- WRITTEN PROBLEM:
Reproduce the records below exactly as they appear.

# # # #

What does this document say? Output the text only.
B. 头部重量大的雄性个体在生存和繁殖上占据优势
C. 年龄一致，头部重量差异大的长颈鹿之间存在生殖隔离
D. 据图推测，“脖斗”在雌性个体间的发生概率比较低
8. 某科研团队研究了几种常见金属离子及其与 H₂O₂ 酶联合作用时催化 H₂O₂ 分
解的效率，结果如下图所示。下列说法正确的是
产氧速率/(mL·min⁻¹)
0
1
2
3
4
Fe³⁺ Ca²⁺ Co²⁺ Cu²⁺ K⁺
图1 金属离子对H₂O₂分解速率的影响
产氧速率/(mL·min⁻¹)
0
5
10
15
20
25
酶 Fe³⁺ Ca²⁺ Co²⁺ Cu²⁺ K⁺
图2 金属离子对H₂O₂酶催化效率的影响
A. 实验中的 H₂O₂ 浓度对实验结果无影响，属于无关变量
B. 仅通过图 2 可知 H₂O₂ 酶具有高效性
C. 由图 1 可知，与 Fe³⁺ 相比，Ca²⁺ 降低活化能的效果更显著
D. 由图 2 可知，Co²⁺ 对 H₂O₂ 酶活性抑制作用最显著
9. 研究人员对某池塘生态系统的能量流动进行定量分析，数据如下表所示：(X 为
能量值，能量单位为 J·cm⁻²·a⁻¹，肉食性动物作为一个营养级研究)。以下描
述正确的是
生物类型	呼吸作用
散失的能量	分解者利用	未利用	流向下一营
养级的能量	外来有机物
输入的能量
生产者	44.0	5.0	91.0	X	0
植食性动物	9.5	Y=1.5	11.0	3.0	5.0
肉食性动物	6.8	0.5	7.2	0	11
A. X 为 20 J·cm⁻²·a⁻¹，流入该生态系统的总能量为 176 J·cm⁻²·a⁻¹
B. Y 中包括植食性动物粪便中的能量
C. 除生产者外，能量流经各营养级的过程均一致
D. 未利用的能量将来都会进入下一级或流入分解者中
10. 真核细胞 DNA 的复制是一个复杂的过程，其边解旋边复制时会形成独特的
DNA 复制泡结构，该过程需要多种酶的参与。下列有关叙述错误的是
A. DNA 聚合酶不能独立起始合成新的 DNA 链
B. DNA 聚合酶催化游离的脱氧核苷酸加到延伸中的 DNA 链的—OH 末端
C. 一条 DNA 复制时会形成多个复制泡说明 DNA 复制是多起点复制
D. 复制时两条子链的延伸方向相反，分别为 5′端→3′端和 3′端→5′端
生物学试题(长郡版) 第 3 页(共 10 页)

# # # #

- RESULT OF THIS EXERCISE:
What does this document say? Output the text only.
B. 头部重量大的雄性个体在生存和繁殖上占据优势
C. 年龄一致，头部重量差异大的长颈鹿之间存在生殖隔离
D. 据图推测，“脖斗”在雌性个体间的发生概率比较低
8. 某科研团队研究了几种常见金属离子及其与 H₂O₂ 酶联合作用时催化 H₂O₂ 分
解的效率，结果如下图所示。下列说法正确的是
产氧速率/(mL·min⁻¹)
0
1
2
3
4
Fe³⁺ Ca²⁺ Co²⁺ Cu²⁺ K⁺
图1 金属离子对H₂O₂分解速率的影响
产氧速率/(mL·min⁻¹)
0
5
10
15
20
25
酶 Fe³⁺ Ca²⁺ Co²⁺ Cu²⁺ K⁺
图2 金属离子对H₂O₂酶催化效率的影响
A. 实验中的 H₂O₂ 浓度对实验结果无影响，属于无关变量
B. 仅通过图 2 可知 H₂O₂ 酶具有高效性
C. 由图 1 可知，与 Fe³⁺ 相比，Ca²⁺ 降低活化能的效果更显著
D. 由图 2 可知，Co²⁺ 对 H₂O₂ 酶活性抑制作用最显著
9. 研究人员对某池塘生态系统的能量流动进行定量分析，数据如下表所示：(X 为
能量值，能量单位为 J·cm⁻²·a⁻¹，肉食性动物作为一个营养级研究)。以下描
述正确的是
生物类型	呼吸作用
散失的能量	分解者利用	未利用	流向下一营
养级的能量	外来有机物
输入的能量
生产者	44.0	5.0	91.0	X	0
植食性动物	9.5	Y=1.5	11.0	3.0	5.0
肉食性动物	6.8	0.5	7.2	0	11
A. X 为 20 J·cm⁻²·a⁻¹，流入该生态系统的总能量为 176 J·cm⁻²·a⁻¹
B. Y 中包括植食性动物粪便中的能量
C. 除生产者外，能量流经各营养级的过程均一致
D. 未利用的能量将来都会进入下一级或流入分解者中
10. 真核细胞 DNA 的复制是一个复杂的过程，其边解旋边复制时会形成独特的
DNA 复制泡结构，该过程需要多种酶的参与。下列有关叙述错误的是
A. DNA 聚合酶不能独立起始合成新的 DNA 链
B. DNA 聚合酶催化游离的脱氧核苷酸加到延伸中的 DNA 链的—OH 末端
C. 一条 DNA 复制时会形成多个复制泡说明 DNA 复制是多起点复制
D. 复制时两条子链的延伸方向相反，分别为 5′端→3′端和 3′端→5′端
生物学试题(长郡版) 第 3 页(共 10 页)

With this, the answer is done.